Task statement —
Starting at the line that contains "Type out the text in this image.", quote each line exactly through the last line of the entries, both included.

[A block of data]
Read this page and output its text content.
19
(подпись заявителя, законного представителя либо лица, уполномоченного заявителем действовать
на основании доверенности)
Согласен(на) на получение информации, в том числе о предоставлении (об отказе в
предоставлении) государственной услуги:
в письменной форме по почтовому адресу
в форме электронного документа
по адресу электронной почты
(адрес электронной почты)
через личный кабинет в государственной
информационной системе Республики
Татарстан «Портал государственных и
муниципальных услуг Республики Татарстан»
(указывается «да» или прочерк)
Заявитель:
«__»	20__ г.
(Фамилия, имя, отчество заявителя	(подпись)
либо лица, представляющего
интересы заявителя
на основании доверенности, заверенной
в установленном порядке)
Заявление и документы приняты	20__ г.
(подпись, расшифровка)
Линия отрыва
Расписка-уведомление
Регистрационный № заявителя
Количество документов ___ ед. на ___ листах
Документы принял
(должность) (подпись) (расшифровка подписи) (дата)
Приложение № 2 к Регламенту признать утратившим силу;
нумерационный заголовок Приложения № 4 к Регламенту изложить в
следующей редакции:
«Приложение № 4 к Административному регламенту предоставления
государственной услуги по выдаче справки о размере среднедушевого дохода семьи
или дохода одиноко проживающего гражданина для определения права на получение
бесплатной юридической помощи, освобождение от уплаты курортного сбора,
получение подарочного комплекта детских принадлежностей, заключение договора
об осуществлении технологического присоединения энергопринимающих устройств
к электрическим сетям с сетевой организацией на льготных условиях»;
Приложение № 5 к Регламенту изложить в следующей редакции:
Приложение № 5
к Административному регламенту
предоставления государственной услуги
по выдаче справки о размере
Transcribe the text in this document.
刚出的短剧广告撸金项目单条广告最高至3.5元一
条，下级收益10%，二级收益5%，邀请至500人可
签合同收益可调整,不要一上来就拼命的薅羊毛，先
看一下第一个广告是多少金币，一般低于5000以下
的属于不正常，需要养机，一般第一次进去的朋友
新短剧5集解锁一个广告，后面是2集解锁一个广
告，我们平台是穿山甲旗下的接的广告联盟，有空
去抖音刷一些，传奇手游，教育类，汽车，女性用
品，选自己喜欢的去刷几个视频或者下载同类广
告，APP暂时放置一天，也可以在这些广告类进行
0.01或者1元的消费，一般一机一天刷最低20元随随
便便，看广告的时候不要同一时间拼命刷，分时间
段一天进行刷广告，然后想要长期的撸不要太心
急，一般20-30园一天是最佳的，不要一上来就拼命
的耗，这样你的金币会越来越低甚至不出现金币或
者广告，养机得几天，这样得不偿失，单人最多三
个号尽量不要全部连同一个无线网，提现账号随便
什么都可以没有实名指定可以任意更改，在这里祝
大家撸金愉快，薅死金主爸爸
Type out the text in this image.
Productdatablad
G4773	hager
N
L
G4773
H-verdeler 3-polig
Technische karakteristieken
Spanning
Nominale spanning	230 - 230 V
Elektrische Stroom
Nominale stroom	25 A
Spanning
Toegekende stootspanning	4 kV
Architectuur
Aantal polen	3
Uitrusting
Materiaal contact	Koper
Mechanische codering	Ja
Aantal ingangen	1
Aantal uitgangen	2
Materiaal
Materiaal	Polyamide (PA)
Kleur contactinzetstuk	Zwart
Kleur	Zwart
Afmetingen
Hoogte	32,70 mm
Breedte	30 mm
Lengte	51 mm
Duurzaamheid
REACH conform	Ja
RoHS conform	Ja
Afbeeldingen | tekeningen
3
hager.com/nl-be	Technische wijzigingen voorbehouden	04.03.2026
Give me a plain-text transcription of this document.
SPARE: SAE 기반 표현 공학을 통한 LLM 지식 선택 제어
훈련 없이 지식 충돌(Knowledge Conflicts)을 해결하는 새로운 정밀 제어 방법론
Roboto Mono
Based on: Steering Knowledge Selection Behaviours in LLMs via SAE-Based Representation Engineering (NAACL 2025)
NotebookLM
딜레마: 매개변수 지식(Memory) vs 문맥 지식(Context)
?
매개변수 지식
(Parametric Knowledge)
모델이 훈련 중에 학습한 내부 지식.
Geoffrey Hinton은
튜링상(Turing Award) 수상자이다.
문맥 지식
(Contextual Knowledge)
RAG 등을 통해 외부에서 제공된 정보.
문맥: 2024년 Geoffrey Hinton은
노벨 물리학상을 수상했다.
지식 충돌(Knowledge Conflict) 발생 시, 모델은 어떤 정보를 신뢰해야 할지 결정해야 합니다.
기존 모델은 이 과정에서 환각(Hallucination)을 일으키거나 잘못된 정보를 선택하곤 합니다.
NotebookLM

Solution —
Type out the text in this image.
Productdatablad
G4773	hager
N
L
G4773
H-verdeler 3-polig
Technische karakteristieken
Spanning
Nominale spanning	230 - 230 V
Elektrische Stroom
Nominale stroom	25 A
Spanning
Toegekende stootspanning	4 kV
Architectuur
Aantal polen	3
Uitrusting
Materiaal contact	Koper
Mechanische codering	Ja
Aantal ingangen	1
Aantal uitgangen	2
Materiaal
Materiaal	Polyamide (PA)
Kleur contactinzetstuk	Zwart
Kleur	Zwart
Afmetingen
Hoogte	32,70 mm
Breedte	30 mm
Lengte	51 mm
Duurzaamheid
REACH conform	Ja
RoHS conform	Ja
Afbeeldingen | tekeningen
3
hager.com/nl-be	Technische wijzigingen voorbehouden	04.03.2026
Give me a plain-text transcription of this document.
SPARE: SAE 기반 표현 공학을 통한 LLM 지식 선택 제어
훈련 없이 지식 충돌(Knowledge Conflicts)을 해결하는 새로운 정밀 제어 방법론
Roboto Mono
Based on: Steering Knowledge Selection Behaviours in LLMs via SAE-Based Representation Engineering (NAACL 2025)
NotebookLM
딜레마: 매개변수 지식(Memory) vs 문맥 지식(Context)
?
매개변수 지식
(Parametric Knowledge)
모델이 훈련 중에 학습한 내부 지식.
Geoffrey Hinton은
튜링상(Turing Award) 수상자이다.
문맥 지식
(Contextual Knowledge)
RAG 등을 통해 외부에서 제공된 정보.
문맥: 2024년 Geoffrey Hinton은
노벨 물리학상을 수상했다.
지식 충돌(Knowledge Conflict) 발생 시, 모델은 어떤 정보를 신뢰해야 할지 결정해야 합니다.
기존 모델은 이 과정에서 환각(Hallucination)을 일으키거나 잘못된 정보를 선택하곤 합니다.
NotebookLM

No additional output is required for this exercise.